| Short problem |
State how many lines of the listing below include the word "they". Give only the number.
— start of Material to process —
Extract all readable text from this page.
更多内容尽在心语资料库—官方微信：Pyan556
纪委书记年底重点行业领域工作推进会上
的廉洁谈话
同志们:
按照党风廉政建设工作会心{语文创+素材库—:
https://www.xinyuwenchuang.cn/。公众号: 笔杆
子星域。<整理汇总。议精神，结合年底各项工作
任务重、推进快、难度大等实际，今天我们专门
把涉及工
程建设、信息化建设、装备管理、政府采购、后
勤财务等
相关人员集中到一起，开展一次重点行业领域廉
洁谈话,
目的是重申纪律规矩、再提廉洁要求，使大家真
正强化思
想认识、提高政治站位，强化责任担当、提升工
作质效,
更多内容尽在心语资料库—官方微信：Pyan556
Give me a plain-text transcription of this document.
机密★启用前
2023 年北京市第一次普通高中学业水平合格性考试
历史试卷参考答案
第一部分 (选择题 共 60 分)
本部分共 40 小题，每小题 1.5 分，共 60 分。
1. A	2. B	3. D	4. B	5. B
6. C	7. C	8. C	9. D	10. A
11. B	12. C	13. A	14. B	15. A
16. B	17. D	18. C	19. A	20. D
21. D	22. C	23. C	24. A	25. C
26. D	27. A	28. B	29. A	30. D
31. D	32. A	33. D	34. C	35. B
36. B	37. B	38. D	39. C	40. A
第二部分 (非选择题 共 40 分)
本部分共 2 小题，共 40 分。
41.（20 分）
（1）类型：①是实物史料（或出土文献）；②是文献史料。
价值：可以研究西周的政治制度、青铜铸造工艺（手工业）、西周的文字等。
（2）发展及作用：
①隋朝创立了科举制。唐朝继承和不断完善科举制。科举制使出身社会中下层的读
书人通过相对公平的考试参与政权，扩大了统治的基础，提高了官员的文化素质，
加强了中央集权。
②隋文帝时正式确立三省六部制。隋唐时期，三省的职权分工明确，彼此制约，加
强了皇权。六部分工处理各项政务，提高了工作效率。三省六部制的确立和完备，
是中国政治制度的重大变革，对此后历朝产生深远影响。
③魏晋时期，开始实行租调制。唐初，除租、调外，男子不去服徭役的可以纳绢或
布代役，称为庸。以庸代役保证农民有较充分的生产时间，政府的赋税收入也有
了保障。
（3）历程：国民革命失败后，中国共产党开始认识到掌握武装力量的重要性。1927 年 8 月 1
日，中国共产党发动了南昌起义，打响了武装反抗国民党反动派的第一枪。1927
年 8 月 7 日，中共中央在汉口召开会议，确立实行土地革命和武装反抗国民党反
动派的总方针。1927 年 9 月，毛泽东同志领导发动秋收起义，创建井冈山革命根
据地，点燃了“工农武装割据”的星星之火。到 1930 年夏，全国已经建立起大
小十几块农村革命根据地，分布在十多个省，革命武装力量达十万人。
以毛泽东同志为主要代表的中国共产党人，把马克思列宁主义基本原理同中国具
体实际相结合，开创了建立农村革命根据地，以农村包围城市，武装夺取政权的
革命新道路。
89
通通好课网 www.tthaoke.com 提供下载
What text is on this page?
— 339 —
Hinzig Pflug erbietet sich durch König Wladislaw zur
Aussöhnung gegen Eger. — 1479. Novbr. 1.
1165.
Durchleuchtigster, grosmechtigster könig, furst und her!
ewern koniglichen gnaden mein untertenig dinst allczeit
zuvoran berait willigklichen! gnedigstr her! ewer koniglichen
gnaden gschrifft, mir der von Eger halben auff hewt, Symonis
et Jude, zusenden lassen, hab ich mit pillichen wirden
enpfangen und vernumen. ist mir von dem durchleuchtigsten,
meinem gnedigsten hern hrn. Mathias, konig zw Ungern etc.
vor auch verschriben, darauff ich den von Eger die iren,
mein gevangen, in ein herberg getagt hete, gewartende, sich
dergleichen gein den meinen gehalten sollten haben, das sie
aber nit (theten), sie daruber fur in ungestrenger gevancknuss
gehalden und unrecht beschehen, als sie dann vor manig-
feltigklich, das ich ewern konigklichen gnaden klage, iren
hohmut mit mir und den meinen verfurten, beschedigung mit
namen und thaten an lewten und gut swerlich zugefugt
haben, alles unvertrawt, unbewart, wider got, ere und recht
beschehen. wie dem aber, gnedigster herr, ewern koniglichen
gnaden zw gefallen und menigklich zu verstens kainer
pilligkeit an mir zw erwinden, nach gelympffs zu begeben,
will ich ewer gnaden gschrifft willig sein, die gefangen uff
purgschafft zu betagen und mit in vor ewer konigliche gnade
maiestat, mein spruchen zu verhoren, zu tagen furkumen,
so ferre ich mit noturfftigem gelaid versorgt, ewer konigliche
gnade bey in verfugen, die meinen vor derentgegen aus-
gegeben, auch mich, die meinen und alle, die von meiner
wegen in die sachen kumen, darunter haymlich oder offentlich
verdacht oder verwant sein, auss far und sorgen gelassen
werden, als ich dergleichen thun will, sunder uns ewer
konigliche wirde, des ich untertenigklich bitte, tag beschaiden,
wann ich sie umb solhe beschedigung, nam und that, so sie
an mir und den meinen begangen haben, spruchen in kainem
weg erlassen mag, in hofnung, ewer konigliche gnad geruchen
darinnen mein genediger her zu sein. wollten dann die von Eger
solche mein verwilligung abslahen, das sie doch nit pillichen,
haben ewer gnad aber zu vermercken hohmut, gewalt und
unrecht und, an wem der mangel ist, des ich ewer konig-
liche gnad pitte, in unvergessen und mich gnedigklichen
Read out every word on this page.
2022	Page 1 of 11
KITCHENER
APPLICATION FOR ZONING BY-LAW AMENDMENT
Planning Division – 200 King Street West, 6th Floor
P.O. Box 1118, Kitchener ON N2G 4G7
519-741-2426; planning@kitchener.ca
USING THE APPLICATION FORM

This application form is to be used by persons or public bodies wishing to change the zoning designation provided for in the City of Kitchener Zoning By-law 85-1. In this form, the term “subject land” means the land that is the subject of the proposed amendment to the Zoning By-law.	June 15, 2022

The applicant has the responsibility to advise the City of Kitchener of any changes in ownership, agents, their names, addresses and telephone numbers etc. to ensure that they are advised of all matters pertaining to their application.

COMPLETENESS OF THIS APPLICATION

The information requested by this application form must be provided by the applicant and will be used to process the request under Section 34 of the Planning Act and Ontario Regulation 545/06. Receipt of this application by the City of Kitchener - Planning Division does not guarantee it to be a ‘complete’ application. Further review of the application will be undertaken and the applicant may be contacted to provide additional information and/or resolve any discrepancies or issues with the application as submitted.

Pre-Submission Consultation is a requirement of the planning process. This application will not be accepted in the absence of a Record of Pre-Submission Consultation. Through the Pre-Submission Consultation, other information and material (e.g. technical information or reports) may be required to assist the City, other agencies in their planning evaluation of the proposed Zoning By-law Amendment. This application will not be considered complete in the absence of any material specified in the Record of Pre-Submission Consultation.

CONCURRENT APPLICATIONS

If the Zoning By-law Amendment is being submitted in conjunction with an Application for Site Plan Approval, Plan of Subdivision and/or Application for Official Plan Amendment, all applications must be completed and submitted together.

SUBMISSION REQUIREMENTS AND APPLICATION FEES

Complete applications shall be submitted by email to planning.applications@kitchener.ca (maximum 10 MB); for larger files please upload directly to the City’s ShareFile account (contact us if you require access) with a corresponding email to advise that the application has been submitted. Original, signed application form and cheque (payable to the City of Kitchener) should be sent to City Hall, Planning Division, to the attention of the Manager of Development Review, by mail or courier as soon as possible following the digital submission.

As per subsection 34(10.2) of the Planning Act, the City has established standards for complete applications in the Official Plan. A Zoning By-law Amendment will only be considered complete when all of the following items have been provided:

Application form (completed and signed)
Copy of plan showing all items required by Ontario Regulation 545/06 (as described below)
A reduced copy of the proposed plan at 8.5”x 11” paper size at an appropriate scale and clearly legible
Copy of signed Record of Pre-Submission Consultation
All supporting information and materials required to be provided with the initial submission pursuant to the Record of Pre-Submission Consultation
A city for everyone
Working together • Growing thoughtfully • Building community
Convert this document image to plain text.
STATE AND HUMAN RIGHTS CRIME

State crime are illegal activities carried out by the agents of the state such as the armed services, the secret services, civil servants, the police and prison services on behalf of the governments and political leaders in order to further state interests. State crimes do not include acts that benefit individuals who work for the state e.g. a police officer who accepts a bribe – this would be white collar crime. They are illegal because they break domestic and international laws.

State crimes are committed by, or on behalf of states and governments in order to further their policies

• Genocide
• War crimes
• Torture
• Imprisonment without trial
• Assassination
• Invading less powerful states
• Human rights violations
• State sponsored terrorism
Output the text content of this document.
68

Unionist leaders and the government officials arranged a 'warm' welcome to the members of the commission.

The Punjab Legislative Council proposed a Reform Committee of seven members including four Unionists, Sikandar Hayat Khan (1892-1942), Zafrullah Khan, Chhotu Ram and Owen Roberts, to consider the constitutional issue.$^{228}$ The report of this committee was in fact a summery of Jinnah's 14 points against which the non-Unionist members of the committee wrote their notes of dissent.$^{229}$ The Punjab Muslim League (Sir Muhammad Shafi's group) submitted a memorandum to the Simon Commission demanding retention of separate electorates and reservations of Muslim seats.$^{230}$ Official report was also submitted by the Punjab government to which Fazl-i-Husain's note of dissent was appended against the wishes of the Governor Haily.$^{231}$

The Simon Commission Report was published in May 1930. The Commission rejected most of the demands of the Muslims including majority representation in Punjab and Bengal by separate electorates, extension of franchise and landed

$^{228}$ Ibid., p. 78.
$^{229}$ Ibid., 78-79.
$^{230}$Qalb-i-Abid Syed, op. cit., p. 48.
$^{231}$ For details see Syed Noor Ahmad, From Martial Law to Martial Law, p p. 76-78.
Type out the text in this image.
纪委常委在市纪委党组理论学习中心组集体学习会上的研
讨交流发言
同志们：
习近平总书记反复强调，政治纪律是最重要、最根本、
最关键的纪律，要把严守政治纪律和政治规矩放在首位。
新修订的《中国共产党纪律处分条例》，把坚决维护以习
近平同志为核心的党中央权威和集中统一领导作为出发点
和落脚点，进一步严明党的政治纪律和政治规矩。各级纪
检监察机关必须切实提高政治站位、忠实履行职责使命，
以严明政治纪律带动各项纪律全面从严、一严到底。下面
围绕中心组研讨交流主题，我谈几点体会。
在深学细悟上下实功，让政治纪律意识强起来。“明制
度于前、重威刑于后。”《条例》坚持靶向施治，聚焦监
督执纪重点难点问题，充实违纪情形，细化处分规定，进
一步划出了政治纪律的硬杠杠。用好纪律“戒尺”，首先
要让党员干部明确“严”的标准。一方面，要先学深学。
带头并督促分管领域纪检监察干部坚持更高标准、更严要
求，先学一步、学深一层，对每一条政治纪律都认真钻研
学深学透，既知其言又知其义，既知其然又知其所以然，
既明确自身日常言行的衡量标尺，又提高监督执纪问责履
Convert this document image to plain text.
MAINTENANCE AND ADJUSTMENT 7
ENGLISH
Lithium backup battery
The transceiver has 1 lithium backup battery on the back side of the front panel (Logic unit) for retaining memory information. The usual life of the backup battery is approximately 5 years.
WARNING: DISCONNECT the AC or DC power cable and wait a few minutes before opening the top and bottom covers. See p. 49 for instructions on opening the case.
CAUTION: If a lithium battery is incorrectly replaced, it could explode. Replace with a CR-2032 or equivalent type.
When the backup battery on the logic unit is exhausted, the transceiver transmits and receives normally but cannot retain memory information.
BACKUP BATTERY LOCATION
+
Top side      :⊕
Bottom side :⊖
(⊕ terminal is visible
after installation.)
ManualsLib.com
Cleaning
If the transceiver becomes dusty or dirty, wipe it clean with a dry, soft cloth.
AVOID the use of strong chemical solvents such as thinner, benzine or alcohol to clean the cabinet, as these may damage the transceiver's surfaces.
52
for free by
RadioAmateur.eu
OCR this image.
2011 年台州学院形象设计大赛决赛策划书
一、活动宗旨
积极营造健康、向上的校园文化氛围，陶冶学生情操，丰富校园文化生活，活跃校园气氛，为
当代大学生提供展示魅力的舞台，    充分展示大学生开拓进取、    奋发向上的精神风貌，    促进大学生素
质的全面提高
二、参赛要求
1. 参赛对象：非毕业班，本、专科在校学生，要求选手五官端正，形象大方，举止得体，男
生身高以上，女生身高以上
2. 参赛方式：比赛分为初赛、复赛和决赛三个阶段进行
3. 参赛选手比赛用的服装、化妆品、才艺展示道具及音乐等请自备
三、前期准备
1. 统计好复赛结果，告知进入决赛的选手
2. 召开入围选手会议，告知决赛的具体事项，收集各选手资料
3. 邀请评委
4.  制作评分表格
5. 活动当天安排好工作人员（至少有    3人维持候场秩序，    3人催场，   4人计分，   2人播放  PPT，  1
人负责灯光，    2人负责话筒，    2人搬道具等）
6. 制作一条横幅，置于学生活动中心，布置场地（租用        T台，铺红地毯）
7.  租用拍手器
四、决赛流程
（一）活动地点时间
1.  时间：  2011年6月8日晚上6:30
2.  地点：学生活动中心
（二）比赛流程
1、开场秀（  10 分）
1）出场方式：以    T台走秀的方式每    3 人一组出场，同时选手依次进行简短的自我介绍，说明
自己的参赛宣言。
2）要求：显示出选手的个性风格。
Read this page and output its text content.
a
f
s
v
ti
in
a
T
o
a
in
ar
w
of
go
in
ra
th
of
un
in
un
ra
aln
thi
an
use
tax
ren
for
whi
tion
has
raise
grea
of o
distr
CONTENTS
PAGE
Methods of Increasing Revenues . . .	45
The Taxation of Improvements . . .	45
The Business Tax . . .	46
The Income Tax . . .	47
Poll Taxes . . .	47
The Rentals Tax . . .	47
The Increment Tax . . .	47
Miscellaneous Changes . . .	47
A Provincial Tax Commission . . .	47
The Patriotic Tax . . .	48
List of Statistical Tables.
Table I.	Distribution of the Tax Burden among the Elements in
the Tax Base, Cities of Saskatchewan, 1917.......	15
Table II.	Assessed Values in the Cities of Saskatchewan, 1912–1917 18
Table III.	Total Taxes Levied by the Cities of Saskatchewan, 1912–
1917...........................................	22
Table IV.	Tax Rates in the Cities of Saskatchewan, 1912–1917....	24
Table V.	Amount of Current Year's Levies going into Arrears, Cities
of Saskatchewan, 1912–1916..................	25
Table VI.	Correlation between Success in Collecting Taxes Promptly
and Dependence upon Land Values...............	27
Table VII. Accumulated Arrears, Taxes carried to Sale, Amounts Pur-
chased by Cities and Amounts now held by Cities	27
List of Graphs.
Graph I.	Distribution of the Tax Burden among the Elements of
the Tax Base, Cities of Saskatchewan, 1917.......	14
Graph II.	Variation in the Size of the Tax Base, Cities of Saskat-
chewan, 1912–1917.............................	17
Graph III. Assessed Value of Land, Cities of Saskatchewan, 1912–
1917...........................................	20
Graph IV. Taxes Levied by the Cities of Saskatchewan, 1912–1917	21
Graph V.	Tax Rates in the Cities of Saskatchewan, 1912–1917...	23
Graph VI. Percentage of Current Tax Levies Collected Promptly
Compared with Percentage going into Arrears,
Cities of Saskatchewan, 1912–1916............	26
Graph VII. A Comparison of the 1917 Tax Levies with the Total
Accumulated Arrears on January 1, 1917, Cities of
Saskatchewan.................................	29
— end of Material to process —
| The reply |
2